INFORMATION SHOWN =>
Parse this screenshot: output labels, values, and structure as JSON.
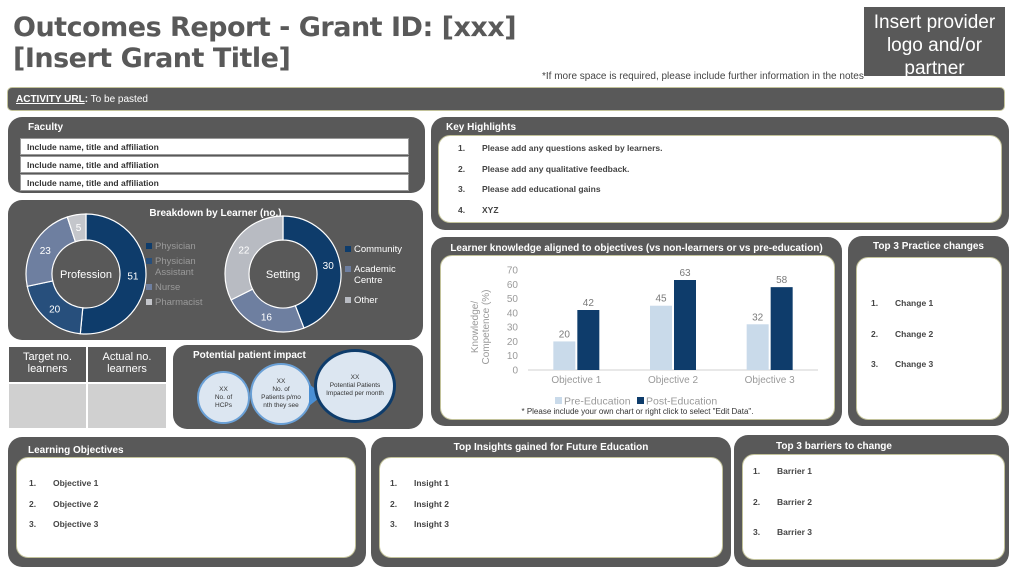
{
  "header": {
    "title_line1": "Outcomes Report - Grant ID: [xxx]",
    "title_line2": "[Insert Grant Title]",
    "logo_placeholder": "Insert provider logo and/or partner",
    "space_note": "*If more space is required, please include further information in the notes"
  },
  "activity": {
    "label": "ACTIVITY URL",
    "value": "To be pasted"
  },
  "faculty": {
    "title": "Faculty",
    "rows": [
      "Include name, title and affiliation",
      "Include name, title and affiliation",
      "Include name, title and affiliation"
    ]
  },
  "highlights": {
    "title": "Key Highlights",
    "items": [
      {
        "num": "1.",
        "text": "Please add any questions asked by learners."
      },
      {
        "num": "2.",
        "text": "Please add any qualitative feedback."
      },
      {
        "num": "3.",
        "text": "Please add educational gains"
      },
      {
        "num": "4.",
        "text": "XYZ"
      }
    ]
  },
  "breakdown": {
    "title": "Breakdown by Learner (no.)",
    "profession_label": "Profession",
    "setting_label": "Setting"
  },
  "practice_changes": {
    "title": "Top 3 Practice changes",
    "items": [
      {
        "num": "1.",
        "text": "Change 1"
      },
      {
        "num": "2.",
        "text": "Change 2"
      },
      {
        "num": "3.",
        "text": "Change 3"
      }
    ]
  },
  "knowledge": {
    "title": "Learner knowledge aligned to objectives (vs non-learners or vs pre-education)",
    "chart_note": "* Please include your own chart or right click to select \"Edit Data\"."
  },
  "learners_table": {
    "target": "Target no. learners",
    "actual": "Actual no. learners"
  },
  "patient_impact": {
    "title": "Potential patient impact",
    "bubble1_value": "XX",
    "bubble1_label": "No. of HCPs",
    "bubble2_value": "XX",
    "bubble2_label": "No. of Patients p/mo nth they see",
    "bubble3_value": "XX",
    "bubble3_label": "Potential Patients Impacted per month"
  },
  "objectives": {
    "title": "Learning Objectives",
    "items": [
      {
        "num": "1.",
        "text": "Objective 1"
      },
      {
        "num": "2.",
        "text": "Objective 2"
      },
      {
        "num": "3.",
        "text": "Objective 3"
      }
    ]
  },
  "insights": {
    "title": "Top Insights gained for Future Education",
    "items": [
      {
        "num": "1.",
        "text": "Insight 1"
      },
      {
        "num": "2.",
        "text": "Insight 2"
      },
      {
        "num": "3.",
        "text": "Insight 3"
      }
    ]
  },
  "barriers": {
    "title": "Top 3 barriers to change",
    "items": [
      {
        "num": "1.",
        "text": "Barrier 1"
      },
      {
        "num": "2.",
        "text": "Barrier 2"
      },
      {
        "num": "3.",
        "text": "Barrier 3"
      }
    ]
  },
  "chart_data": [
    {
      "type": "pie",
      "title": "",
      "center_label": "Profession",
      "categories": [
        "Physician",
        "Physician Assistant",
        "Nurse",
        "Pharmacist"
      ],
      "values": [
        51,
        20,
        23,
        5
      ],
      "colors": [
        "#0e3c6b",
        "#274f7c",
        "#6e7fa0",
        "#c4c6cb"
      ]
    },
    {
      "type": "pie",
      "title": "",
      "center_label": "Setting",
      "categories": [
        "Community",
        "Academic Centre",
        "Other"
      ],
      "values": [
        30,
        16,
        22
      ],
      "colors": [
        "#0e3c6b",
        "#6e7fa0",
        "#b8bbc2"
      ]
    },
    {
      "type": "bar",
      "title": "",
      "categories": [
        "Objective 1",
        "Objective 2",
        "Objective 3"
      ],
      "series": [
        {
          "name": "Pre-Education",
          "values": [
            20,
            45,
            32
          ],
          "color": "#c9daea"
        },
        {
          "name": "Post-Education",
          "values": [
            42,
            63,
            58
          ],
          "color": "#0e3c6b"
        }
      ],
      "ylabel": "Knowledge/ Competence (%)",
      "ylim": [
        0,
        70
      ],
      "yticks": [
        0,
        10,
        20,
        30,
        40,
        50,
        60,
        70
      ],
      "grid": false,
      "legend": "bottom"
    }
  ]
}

...

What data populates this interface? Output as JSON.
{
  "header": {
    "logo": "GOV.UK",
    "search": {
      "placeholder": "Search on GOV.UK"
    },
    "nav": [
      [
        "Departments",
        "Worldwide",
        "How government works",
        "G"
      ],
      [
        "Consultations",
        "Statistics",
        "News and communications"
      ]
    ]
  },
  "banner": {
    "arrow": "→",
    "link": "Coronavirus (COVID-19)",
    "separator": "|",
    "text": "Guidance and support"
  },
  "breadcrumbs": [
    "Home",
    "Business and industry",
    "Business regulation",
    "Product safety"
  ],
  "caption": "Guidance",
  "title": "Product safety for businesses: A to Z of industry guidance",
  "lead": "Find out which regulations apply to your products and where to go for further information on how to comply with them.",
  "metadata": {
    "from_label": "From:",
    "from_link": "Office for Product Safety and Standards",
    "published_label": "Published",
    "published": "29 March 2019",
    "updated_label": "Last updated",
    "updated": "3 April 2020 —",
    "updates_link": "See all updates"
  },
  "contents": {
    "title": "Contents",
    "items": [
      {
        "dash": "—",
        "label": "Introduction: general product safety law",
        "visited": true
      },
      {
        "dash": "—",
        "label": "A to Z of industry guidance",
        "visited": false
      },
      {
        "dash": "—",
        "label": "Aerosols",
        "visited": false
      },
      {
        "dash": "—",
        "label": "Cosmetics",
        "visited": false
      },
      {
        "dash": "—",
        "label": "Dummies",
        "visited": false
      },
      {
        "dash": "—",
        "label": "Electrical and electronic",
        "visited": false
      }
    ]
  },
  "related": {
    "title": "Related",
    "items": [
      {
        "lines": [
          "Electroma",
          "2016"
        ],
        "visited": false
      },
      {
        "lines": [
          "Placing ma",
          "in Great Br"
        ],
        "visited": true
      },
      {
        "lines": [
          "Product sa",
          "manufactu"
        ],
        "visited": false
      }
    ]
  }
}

WHAT YOU SHOULD DO => Scan the listing for the string "Patients" and copy every line that carries it.

EXERCISE ANSWER =>
    "bubble2_label": "No. of Patients p/mo nth they see",
    "bubble3_label": "Potential Patients Impacted per month"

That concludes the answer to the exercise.